→ Task description: Give the material once more, word for word, without any images.

→ Given data:
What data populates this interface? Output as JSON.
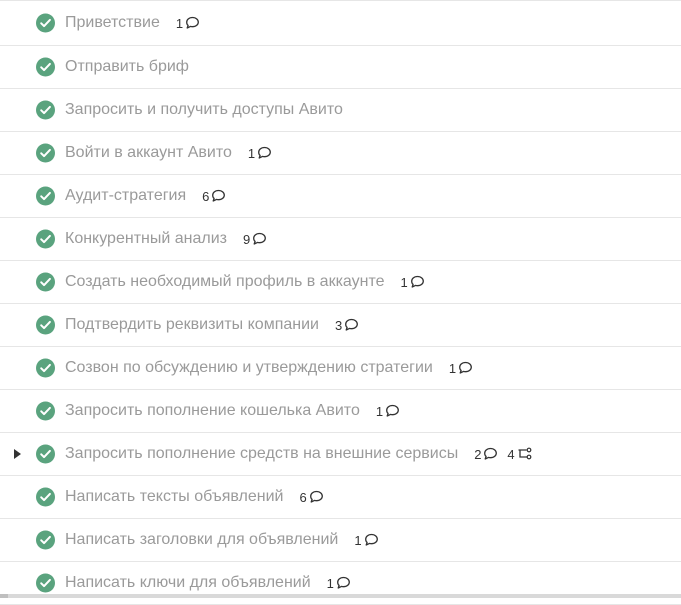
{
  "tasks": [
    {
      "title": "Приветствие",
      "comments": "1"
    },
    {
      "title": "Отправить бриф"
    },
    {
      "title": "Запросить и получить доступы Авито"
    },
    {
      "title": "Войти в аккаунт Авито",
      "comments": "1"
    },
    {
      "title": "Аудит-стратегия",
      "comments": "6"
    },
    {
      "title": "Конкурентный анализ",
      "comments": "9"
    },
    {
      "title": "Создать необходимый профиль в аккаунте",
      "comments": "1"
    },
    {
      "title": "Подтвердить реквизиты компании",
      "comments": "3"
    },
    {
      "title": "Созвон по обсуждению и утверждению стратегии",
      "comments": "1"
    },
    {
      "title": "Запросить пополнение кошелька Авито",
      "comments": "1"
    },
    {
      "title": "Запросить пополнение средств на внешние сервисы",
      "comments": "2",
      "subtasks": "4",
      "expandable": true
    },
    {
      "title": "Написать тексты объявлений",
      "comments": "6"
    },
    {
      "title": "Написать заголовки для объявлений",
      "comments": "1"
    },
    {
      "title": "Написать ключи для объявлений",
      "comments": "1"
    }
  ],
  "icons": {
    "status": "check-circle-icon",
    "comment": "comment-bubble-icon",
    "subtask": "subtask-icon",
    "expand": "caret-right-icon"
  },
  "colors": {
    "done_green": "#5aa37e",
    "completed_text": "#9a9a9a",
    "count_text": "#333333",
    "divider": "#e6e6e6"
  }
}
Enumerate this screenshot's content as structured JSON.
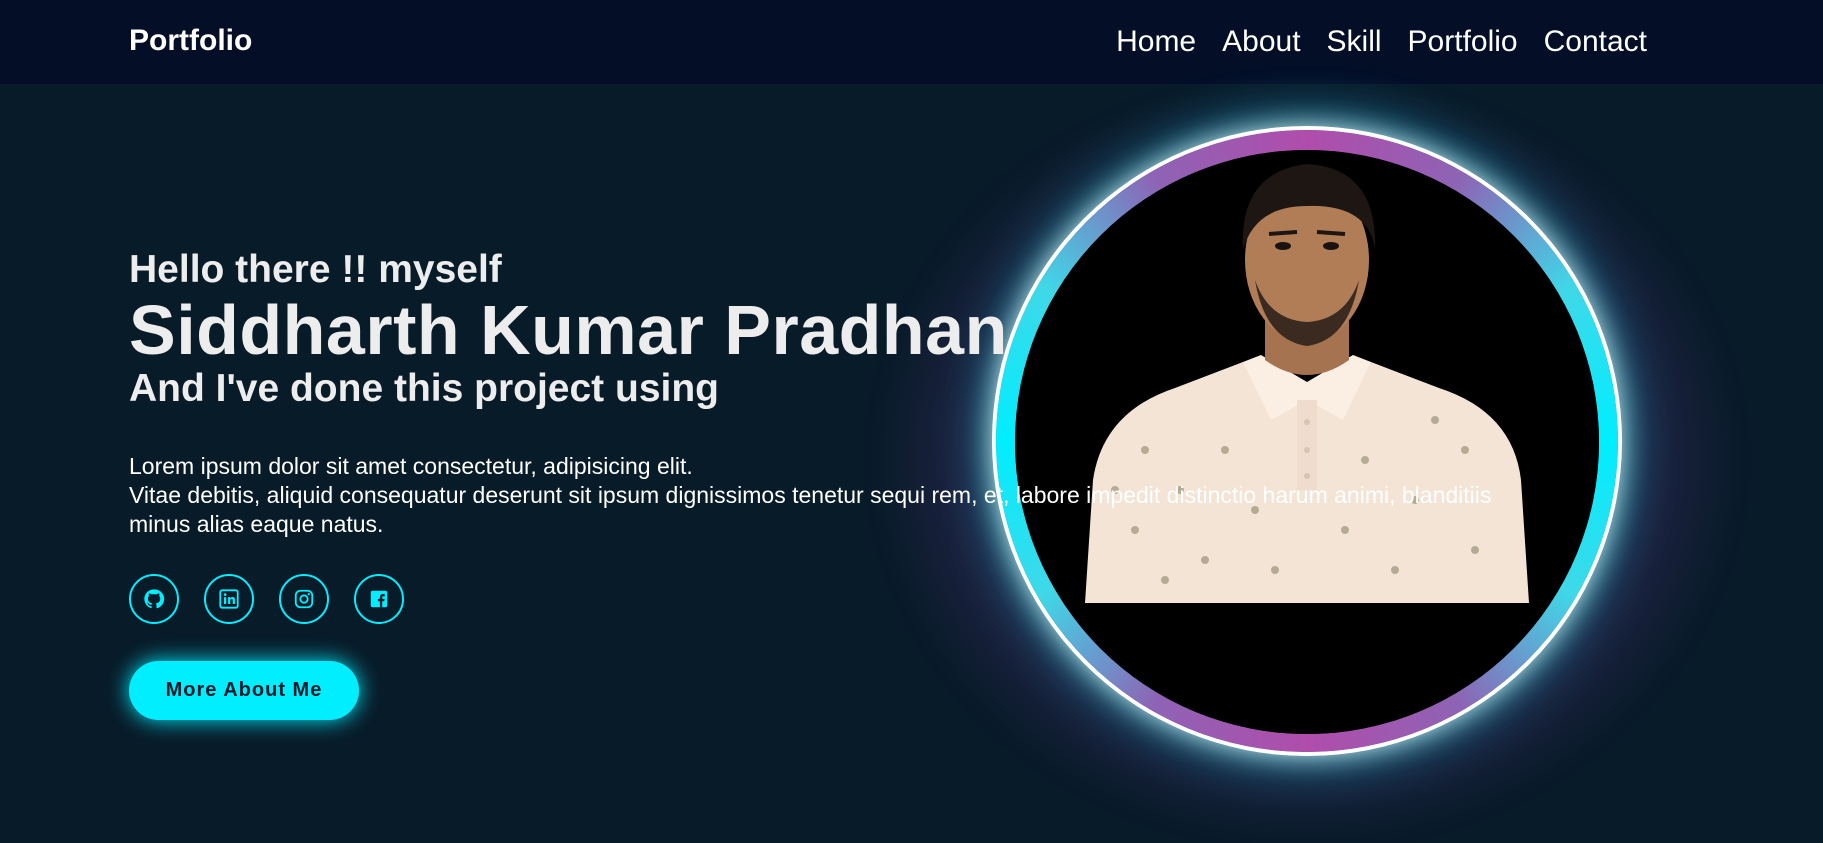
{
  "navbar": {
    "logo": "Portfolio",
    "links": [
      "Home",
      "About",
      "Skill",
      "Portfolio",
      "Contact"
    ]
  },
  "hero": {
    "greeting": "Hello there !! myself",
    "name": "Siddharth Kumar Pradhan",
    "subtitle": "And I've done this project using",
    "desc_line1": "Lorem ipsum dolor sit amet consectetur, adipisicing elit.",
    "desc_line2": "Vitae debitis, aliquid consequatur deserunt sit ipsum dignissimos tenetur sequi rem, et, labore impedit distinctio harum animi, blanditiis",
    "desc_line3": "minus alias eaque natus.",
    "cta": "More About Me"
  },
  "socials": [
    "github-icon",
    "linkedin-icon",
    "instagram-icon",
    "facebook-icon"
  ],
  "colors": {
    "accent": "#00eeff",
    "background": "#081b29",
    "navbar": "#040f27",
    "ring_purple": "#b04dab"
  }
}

→ Reply:
What data populates this interface? Output as JSON.
{
  "tasks": [
    {
      "title": "Приветствие",
      "comments": "1"
    },
    {
      "title": "Отправить бриф"
    },
    {
      "title": "Запросить и получить доступы Авито"
    },
    {
      "title": "Войти в аккаунт Авито",
      "comments": "1"
    },
    {
      "title": "Аудит-стратегия",
      "comments": "6"
    },
    {
      "title": "Конкурентный анализ",
      "comments": "9"
    },
    {
      "title": "Создать необходимый профиль в аккаунте",
      "comments": "1"
    },
    {
      "title": "Подтвердить реквизиты компании",
      "comments": "3"
    },
    {
      "title": "Созвон по обсуждению и утверждению стратегии",
      "comments": "1"
    },
    {
      "title": "Запросить пополнение кошелька Авито",
      "comments": "1"
    },
    {
      "title": "Запросить пополнение средств на внешние сервисы",
      "comments": "2",
      "subtasks": "4",
      "expandable": true
    },
    {
      "title": "Написать тексты объявлений",
      "comments": "6"
    },
    {
      "title": "Написать заголовки для объявлений",
      "comments": "1"
    },
    {
      "title": "Написать ключи для объявлений",
      "comments": "1"
    }
  ],
  "icons": {
    "status": "check-circle-icon",
    "comment": "comment-bubble-icon",
    "subtask": "subtask-icon",
    "expand": "caret-right-icon"
  },
  "colors": {
    "done_green": "#5aa37e",
    "completed_text": "#9a9a9a",
    "count_text": "#333333",
    "divider": "#e6e6e6"
  }
}
Enumerate this screenshot's content as structured JSON.
{
  "navbar": {
    "logo": "Portfolio",
    "links": [
      "Home",
      "About",
      "Skill",
      "Portfolio",
      "Contact"
    ]
  },
  "hero": {
    "greeting": "Hello there !! myself",
    "name": "Siddharth Kumar Pradhan",
    "subtitle": "And I've done this project using",
    "desc_line1": "Lorem ipsum dolor sit amet consectetur, adipisicing elit.",
    "desc_line2": "Vitae debitis, aliquid consequatur deserunt sit ipsum dignissimos tenetur sequi rem, et, labore impedit distinctio harum animi, blanditiis",
    "desc_line3": "minus alias eaque natus.",
    "cta": "More About Me"
  },
  "socials": [
    "github-icon",
    "linkedin-icon",
    "instagram-icon",
    "facebook-icon"
  ],
  "colors": {
    "accent": "#00eeff",
    "background": "#081b29",
    "navbar": "#040f27",
    "ring_purple": "#b04dab"
  }
}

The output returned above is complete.